--- Start of ENTRIES SUPPLIED ---
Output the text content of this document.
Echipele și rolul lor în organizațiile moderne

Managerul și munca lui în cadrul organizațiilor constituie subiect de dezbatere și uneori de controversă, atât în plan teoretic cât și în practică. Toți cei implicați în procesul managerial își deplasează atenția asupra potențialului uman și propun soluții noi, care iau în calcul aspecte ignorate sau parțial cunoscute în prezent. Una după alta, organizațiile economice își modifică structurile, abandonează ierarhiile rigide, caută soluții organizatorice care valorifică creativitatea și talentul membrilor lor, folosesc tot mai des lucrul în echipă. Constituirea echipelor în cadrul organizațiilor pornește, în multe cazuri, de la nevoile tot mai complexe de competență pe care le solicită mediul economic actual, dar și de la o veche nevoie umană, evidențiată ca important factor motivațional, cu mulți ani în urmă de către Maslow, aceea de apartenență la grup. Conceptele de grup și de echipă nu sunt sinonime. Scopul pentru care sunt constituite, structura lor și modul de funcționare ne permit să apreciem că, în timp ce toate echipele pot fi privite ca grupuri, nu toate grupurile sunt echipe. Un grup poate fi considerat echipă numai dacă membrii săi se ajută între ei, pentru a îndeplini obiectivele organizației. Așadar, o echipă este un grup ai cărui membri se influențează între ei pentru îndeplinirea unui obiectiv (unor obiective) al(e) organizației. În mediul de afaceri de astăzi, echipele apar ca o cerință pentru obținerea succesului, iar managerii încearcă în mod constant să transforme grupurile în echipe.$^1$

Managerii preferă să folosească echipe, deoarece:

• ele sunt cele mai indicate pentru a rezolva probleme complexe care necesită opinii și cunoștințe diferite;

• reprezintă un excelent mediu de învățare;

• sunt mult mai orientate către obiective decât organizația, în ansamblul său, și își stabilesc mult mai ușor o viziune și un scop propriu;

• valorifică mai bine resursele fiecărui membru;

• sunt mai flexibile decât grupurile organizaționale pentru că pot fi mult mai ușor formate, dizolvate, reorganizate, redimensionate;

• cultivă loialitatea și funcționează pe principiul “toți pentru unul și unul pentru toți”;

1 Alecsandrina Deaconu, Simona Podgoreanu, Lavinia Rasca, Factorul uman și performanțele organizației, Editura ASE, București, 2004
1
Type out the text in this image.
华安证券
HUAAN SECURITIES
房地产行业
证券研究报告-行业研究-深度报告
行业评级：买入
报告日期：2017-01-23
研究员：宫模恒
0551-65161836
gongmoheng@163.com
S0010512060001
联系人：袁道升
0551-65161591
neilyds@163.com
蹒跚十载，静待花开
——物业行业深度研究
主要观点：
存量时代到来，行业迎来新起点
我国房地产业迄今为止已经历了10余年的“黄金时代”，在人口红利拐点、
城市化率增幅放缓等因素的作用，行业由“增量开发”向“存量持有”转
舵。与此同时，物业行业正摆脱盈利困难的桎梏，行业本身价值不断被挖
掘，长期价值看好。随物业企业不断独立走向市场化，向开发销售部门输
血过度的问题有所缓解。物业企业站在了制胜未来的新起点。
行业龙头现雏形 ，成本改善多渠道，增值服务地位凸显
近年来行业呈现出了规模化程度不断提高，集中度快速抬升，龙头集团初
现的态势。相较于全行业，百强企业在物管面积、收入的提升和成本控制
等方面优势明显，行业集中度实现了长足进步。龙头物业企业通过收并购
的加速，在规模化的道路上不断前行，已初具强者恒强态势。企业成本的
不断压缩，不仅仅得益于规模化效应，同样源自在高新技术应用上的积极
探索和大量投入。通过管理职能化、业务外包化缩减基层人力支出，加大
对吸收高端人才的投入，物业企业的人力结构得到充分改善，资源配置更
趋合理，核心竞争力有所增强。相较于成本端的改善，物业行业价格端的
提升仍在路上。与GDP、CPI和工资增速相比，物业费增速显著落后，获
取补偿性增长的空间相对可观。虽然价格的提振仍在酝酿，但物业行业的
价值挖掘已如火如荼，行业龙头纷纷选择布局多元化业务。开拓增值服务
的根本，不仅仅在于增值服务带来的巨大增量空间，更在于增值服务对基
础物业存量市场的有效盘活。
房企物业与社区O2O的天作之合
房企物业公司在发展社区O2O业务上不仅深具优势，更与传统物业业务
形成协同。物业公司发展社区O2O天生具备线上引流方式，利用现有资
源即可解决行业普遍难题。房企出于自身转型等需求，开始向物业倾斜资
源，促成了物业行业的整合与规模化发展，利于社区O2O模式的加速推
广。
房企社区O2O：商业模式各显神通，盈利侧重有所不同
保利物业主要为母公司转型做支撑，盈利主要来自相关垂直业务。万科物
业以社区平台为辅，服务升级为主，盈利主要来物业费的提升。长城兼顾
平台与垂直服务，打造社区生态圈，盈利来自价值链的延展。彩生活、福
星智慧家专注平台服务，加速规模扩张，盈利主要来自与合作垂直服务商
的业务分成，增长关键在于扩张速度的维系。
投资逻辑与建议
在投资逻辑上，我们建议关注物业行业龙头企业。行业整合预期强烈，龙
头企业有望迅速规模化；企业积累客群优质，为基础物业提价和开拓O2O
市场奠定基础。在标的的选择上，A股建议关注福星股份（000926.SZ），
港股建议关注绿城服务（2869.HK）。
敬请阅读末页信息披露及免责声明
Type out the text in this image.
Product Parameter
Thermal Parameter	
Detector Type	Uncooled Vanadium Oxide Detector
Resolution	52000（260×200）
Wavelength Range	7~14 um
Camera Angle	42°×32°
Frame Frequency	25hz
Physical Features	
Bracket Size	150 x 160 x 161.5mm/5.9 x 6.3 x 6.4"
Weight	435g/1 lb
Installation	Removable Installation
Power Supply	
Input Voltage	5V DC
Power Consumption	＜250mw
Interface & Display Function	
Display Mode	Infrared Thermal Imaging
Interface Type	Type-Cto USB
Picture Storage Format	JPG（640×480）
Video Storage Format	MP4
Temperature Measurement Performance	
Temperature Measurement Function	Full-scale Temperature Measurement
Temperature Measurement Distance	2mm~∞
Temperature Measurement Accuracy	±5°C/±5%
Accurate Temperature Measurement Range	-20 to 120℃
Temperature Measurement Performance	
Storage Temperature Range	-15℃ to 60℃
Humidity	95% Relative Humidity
--- End of ENTRIES SUPPLIED ---
SET TASK: Check each line above for the word "decât", and copy the lines where it appears.

COMPLETED TASK:
• sunt mult mai orientate către obiective decât organizația, în ansamblul său, și își stabilesc mult mai ușor o viziune și un scop propriu;
• sunt mai flexibile decât grupurile organizaționale pentru că pot fi mult mai ușor formate, dizolvate, reorganizate, redimensionate;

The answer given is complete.